■ **Extracted data**
↓

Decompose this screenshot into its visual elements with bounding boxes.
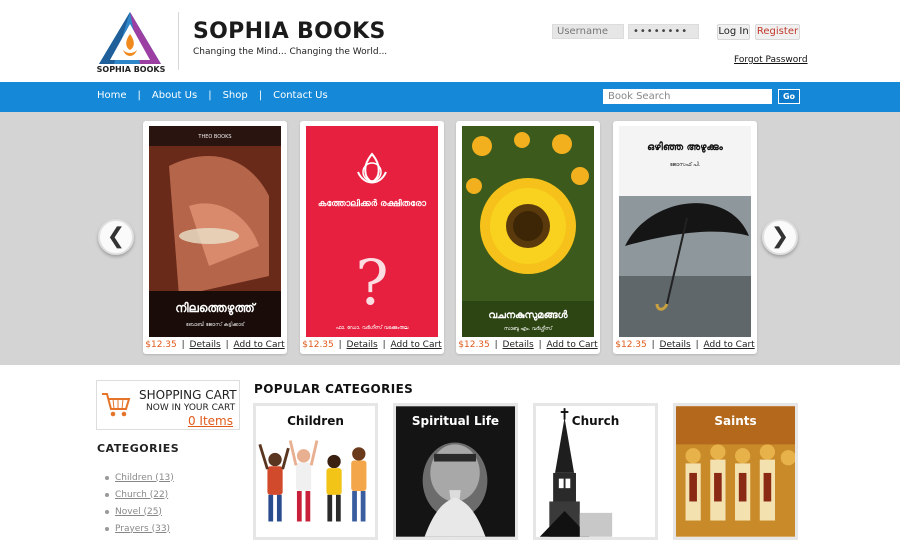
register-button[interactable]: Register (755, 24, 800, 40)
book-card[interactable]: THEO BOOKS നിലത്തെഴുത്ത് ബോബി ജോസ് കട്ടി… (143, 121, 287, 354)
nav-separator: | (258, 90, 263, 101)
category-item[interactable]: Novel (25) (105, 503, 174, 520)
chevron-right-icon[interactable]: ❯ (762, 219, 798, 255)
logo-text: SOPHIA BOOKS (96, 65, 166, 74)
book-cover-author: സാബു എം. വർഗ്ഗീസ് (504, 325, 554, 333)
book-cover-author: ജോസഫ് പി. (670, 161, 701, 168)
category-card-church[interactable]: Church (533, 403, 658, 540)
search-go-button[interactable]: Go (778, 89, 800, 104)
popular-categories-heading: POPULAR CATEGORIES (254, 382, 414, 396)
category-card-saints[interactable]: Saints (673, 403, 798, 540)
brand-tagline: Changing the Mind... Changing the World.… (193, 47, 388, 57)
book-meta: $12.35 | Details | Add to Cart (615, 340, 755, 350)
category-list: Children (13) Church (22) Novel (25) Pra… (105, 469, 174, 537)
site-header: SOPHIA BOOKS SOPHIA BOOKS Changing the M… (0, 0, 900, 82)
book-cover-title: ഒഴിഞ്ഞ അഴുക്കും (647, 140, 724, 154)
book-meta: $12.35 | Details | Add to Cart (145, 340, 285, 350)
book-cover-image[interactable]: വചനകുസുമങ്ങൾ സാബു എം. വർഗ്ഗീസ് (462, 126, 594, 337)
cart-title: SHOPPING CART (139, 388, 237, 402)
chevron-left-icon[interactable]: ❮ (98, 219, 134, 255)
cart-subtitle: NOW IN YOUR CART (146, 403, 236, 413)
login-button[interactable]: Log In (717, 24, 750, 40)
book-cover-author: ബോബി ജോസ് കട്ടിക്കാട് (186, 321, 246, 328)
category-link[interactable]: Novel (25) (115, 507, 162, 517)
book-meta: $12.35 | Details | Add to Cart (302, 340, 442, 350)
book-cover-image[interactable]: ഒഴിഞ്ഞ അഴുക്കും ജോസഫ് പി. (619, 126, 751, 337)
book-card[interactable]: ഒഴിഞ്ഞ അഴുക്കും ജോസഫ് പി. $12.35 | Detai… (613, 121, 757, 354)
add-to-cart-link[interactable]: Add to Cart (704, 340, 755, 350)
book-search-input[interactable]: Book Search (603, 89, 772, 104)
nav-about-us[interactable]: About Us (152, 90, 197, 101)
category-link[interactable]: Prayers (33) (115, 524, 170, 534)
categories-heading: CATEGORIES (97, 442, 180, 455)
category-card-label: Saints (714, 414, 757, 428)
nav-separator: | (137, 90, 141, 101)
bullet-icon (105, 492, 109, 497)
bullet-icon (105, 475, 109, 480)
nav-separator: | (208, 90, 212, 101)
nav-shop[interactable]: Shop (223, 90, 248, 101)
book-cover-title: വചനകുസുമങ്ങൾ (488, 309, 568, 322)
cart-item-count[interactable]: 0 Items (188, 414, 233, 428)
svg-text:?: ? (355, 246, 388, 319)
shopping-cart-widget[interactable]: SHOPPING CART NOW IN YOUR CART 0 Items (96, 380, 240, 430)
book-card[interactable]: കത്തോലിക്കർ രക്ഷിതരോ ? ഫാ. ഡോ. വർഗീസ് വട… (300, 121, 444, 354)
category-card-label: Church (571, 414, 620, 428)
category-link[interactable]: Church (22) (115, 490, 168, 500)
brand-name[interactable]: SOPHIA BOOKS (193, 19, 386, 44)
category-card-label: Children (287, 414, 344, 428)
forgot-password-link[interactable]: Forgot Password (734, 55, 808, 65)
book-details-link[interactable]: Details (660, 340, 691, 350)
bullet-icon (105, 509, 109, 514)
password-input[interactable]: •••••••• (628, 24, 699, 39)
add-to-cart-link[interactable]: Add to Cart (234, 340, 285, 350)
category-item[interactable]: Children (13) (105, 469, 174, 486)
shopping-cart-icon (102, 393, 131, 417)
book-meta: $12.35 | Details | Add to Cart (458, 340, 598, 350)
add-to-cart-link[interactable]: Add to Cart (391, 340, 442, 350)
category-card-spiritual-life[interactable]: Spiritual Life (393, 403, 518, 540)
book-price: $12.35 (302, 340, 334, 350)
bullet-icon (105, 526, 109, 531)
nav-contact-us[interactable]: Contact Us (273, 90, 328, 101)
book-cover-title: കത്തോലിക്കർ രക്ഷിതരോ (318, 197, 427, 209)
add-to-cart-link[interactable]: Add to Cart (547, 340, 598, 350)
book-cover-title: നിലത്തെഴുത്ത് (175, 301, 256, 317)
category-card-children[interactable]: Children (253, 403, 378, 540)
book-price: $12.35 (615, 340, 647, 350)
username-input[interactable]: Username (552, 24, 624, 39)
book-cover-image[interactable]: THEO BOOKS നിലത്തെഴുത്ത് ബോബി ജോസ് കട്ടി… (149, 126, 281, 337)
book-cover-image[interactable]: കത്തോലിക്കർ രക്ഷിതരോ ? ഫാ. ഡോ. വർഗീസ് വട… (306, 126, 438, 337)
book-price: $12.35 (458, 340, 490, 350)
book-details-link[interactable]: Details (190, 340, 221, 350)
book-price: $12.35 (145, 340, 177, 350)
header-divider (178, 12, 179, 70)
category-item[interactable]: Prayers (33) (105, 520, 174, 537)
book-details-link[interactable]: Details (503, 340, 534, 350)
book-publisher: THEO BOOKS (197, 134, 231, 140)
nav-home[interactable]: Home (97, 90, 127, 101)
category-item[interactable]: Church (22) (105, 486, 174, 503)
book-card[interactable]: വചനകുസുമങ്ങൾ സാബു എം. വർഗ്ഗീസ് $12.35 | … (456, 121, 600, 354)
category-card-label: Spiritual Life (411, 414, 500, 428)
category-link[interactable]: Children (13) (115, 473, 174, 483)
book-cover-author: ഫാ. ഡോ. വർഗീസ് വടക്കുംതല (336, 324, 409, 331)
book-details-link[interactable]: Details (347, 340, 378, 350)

↑
↓

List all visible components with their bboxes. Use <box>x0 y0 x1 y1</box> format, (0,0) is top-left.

↑

Rewrite the records as a numbered list, starting with the line containing "Decompose this screenshot" and going on through the line containing "book-cover-image[interactable]: വചനകുസുമങ്ങൾ സാബു". Leave out blank lines and pictures.

1. Decompose this screenshot into its visual elements with bounding boxes.
2. register-button[interactable]: Register (755, 24, 800, 40)
3. book-card[interactable]: THEO BOOKS നിലത്തെഴുത്ത് ബോബി ജോസ് കട്ടി… (143, 121, 287, 354)
4. nav-separator: | (258, 90, 263, 101)
5. category-item[interactable]: Novel (25) (105, 503, 174, 520)
6. chevron-right-icon[interactable]: ❯ (762, 219, 798, 255)
7. logo-text: SOPHIA BOOKS (96, 65, 166, 74)
8. book-cover-author: സാബു എം. വർഗ്ഗീസ് (504, 325, 554, 333)
9. book-cover-author: ജോസഫ് പി. (670, 161, 701, 168)
10. category-card-church[interactable]: Church (533, 403, 658, 540)
11. search-go-button[interactable]: Go (778, 89, 800, 104)
12. popular-categories-heading: POPULAR CATEGORIES (254, 382, 414, 396)
13. category-card-saints[interactable]: Saints (673, 403, 798, 540)
14. brand-tagline: Changing the Mind... Changing the World.… (193, 47, 388, 57)
15. book-meta: $12.35 | Details | Add to Cart (615, 340, 755, 350)
16. category-list: Children (13) Church (22) Novel (25) Pra… (105, 469, 174, 537)
17. site-header: SOPHIA BOOKS SOPHIA BOOKS Changing the M… (0, 0, 900, 82)
18. book-cover-title: ഒഴിഞ്ഞ അഴുക്കും (647, 140, 724, 154)
19. book-meta: $12.35 | Details | Add to Cart (145, 340, 285, 350)
20. book-cover-image[interactable]: വചനകുസുമങ്ങൾ സാബു എം. വർഗ്ഗീസ് (462, 126, 594, 337)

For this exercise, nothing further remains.